Quote every line below exactly as it reads.

**Entries**
* * *
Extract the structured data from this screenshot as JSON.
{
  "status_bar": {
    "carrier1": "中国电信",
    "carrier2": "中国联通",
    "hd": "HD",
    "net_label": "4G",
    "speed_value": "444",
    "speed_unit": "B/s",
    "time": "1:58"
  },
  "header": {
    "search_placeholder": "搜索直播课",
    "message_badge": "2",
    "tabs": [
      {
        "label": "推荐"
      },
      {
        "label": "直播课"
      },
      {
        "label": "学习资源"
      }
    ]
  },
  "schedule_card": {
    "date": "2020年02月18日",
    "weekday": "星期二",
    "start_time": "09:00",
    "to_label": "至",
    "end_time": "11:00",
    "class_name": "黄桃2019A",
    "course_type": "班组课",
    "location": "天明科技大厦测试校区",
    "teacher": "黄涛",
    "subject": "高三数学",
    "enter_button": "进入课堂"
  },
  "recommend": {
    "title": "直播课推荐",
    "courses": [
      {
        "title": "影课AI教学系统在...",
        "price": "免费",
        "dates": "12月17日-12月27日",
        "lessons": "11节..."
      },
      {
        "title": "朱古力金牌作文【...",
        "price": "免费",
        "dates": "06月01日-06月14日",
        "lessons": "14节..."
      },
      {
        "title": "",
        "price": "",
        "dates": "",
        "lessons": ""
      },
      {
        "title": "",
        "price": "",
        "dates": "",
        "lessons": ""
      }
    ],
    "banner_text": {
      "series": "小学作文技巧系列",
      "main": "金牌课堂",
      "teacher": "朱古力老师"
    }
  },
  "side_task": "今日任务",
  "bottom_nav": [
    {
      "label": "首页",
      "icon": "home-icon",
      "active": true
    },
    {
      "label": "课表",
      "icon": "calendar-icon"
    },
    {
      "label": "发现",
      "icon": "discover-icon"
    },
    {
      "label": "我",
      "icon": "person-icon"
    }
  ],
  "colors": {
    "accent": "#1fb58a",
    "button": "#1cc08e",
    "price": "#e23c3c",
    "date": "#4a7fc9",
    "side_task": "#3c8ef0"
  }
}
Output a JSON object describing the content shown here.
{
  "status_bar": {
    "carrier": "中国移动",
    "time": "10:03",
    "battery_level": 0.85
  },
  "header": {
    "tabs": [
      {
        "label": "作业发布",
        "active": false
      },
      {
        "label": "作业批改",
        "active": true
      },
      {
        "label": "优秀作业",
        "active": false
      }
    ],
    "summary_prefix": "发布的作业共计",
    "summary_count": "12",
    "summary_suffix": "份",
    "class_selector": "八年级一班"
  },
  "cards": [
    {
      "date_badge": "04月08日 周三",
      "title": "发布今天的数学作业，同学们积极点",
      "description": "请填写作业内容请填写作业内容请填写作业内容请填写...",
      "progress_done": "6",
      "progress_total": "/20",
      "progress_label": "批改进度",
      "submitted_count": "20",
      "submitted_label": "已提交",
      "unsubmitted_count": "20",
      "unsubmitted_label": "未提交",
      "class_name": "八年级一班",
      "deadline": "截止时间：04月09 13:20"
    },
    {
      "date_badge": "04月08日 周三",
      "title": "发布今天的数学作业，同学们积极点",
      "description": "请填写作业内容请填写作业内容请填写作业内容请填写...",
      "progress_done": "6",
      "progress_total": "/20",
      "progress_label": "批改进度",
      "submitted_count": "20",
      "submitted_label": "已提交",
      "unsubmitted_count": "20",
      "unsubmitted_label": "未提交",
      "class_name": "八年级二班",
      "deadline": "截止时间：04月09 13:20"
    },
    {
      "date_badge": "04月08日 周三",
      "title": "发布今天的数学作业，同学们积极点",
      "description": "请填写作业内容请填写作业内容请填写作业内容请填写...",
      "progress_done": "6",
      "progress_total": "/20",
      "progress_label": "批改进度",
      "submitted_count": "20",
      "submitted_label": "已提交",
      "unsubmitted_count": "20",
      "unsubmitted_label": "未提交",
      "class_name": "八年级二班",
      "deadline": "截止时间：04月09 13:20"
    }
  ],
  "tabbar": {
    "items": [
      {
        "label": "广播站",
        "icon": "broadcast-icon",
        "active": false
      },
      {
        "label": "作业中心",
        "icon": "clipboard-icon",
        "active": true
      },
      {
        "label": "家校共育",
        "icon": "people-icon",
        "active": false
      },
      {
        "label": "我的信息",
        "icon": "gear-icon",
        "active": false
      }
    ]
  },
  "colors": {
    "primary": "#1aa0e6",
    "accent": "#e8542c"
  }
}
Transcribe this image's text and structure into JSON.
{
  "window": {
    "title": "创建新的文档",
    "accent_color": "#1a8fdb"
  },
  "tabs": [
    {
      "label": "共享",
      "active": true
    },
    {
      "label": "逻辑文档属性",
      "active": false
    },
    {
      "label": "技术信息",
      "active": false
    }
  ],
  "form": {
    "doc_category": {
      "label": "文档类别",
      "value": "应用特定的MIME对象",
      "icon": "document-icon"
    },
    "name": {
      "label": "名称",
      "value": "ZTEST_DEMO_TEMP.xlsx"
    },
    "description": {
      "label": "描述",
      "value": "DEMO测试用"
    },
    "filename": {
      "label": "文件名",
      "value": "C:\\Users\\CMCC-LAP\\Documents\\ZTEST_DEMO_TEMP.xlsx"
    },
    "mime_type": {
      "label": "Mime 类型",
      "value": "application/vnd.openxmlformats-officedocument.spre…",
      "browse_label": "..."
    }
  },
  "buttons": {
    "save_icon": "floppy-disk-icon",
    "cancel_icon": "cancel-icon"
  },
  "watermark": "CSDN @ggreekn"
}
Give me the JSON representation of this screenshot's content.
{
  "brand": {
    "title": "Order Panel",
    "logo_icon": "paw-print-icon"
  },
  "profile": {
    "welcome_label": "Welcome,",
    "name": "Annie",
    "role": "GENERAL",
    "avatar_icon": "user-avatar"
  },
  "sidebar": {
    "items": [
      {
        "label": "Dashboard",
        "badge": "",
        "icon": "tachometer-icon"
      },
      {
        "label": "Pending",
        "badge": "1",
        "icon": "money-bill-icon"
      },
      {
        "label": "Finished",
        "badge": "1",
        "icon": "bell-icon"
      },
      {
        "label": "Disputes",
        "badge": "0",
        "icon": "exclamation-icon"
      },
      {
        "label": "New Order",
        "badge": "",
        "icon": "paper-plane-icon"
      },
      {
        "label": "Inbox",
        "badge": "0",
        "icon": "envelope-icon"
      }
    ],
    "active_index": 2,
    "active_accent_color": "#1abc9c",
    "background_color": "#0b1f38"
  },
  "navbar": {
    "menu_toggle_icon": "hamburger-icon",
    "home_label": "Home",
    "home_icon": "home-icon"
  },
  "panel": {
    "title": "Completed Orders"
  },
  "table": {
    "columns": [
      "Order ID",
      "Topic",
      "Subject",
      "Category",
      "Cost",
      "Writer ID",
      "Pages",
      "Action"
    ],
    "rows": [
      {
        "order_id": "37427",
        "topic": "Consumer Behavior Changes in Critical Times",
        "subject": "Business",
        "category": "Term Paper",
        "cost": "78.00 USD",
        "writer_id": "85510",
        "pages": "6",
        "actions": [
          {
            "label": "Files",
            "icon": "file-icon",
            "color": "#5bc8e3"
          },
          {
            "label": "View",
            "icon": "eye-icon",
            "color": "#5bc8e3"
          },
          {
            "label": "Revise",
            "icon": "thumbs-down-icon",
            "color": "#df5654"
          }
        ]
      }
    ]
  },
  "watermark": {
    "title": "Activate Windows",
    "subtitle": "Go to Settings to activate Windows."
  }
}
* * *
**Solution for this task**
Extract the structured data from this screenshot as JSON.
{
  "status_bar": {
    "carrier1": "中国电信",
    "carrier2": "中国联通",
    "hd": "HD",
    "net_label": "4G",
    "speed_value": "444",
    "speed_unit": "B/s",
    "time": "1:58"
  },
  "header": {
    "search_placeholder": "搜索直播课",
    "message_badge": "2",
    "tabs": [
      {
        "label": "推荐"
      },
      {
        "label": "直播课"
      },
      {
        "label": "学习资源"
      }
    ]
  },
  "schedule_card": {
    "date": "2020年02月18日",
    "weekday": "星期二",
    "start_time": "09:00",
    "to_label": "至",
    "end_time": "11:00",
    "class_name": "黄桃2019A",
    "course_type": "班组课",
    "location": "天明科技大厦测试校区",
    "teacher": "黄涛",
    "subject": "高三数学",
    "enter_button": "进入课堂"
  },
  "recommend": {
    "title": "直播课推荐",
    "courses": [
      {
        "title": "影课AI教学系统在...",
        "price": "免费",
        "dates": "12月17日-12月27日",
        "lessons": "11节..."
      },
      {
        "title": "朱古力金牌作文【...",
        "price": "免费",
        "dates": "06月01日-06月14日",
        "lessons": "14节..."
      },
      {
        "title": "",
        "price": "",
        "dates": "",
        "lessons": ""
      },
      {
        "title": "",
        "price": "",
        "dates": "",
        "lessons": ""
      }
    ],
    "banner_text": {
      "series": "小学作文技巧系列",
      "main": "金牌课堂",
      "teacher": "朱古力老师"
    }
  },
  "side_task": "今日任务",
  "bottom_nav": [
    {
      "label": "首页",
      "icon": "home-icon",
      "active": true
    },
    {
      "label": "课表",
      "icon": "calendar-icon"
    },
    {
      "label": "发现",
      "icon": "discover-icon"
    },
    {
      "label": "我",
      "icon": "person-icon"
    }
  ],
  "colors": {
    "accent": "#1fb58a",
    "button": "#1cc08e",
    "price": "#e23c3c",
    "date": "#4a7fc9",
    "side_task": "#3c8ef0"
  }
}
Output a JSON object describing the content shown here.
{
  "status_bar": {
    "carrier": "中国移动",
    "time": "10:03",
    "battery_level": 0.85
  },
  "header": {
    "tabs": [
      {
        "label": "作业发布",
        "active": false
      },
      {
        "label": "作业批改",
        "active": true
      },
      {
        "label": "优秀作业",
        "active": false
      }
    ],
    "summary_prefix": "发布的作业共计",
    "summary_count": "12",
    "summary_suffix": "份",
    "class_selector": "八年级一班"
  },
  "cards": [
    {
      "date_badge": "04月08日 周三",
      "title": "发布今天的数学作业，同学们积极点",
      "description": "请填写作业内容请填写作业内容请填写作业内容请填写...",
      "progress_done": "6",
      "progress_total": "/20",
      "progress_label": "批改进度",
      "submitted_count": "20",
      "submitted_label": "已提交",
      "unsubmitted_count": "20",
      "unsubmitted_label": "未提交",
      "class_name": "八年级一班",
      "deadline": "截止时间：04月09 13:20"
    },
    {
      "date_badge": "04月08日 周三",
      "title": "发布今天的数学作业，同学们积极点",
      "description": "请填写作业内容请填写作业内容请填写作业内容请填写...",
      "progress_done": "6",
      "progress_total": "/20",
      "progress_label": "批改进度",
      "submitted_count": "20",
      "submitted_label": "已提交",
      "unsubmitted_count": "20",
      "unsubmitted_label": "未提交",
      "class_name": "八年级二班",
      "deadline": "截止时间：04月09 13:20"
    },
    {
      "date_badge": "04月08日 周三",
      "title": "发布今天的数学作业，同学们积极点",
      "description": "请填写作业内容请填写作业内容请填写作业内容请填写...",
      "progress_done": "6",
      "progress_total": "/20",
      "progress_label": "批改进度",
      "submitted_count": "20",
      "submitted_label": "已提交",
      "unsubmitted_count": "20",
      "unsubmitted_label": "未提交",
      "class_name": "八年级二班",
      "deadline": "截止时间：04月09 13:20"
    }
  ],
  "tabbar": {
    "items": [
      {
        "label": "广播站",
        "icon": "broadcast-icon",
        "active": false
      },
      {
        "label": "作业中心",
        "icon": "clipboard-icon",
        "active": true
      },
      {
        "label": "家校共育",
        "icon": "people-icon",
        "active": false
      },
      {
        "label": "我的信息",
        "icon": "gear-icon",
        "active": false
      }
    ]
  },
  "colors": {
    "primary": "#1aa0e6",
    "accent": "#e8542c"
  }
}
Transcribe this image's text and structure into JSON.
{
  "window": {
    "title": "创建新的文档",
    "accent_color": "#1a8fdb"
  },
  "tabs": [
    {
      "label": "共享",
      "active": true
    },
    {
      "label": "逻辑文档属性",
      "active": false
    },
    {
      "label": "技术信息",
      "active": false
    }
  ],
  "form": {
    "doc_category": {
      "label": "文档类别",
      "value": "应用特定的MIME对象",
      "icon": "document-icon"
    },
    "name": {
      "label": "名称",
      "value": "ZTEST_DEMO_TEMP.xlsx"
    },
    "description": {
      "label": "描述",
      "value": "DEMO测试用"
    },
    "filename": {
      "label": "文件名",
      "value": "C:\\Users\\CMCC-LAP\\Documents\\ZTEST_DEMO_TEMP.xlsx"
    },
    "mime_type": {
      "label": "Mime 类型",
      "value": "application/vnd.openxmlformats-officedocument.spre…",
      "browse_label": "..."
    }
  },
  "buttons": {
    "save_icon": "floppy-disk-icon",
    "cancel_icon": "cancel-icon"
  },
  "watermark": "CSDN @ggreekn"
}
Give me the JSON representation of this screenshot's content.
{
  "brand": {
    "title": "Order Panel",
    "logo_icon": "paw-print-icon"
  },
  "profile": {
    "welcome_label": "Welcome,",
    "name": "Annie",
    "role": "GENERAL",
    "avatar_icon": "user-avatar"
  },
  "sidebar": {
    "items": [
      {
        "label": "Dashboard",
        "badge": "",
        "icon": "tachometer-icon"
      },
      {
        "label": "Pending",
        "badge": "1",
        "icon": "money-bill-icon"
      },
      {
        "label": "Finished",
        "badge": "1",
        "icon": "bell-icon"
      },
      {
        "label": "Disputes",
        "badge": "0",
        "icon": "exclamation-icon"
      },
      {
        "label": "New Order",
        "badge": "",
        "icon": "paper-plane-icon"
      },
      {
        "label": "Inbox",
        "badge": "0",
        "icon": "envelope-icon"
      }
    ],
    "active_index": 2,
    "active_accent_color": "#1abc9c",
    "background_color": "#0b1f38"
  },
  "navbar": {
    "menu_toggle_icon": "hamburger-icon",
    "home_label": "Home",
    "home_icon": "home-icon"
  },
  "panel": {
    "title": "Completed Orders"
  },
  "table": {
    "columns": [
      "Order ID",
      "Topic",
      "Subject",
      "Category",
      "Cost",
      "Writer ID",
      "Pages",
      "Action"
    ],
    "rows": [
      {
        "order_id": "37427",
        "topic": "Consumer Behavior Changes in Critical Times",
        "subject": "Business",
        "category": "Term Paper",
        "cost": "78.00 USD",
        "writer_id": "85510",
        "pages": "6",
        "actions": [
          {
            "label": "Files",
            "icon": "file-icon",
            "color": "#5bc8e3"
          },
          {
            "label": "View",
            "icon": "eye-icon",
            "color": "#5bc8e3"
          },
          {
            "label": "Revise",
            "icon": "thumbs-down-icon",
            "color": "#df5654"
          }
        ]
      }
    ]
  },
  "watermark": {
    "title": "Activate Windows",
    "subtitle": "Go to Settings to activate Windows."
  }
}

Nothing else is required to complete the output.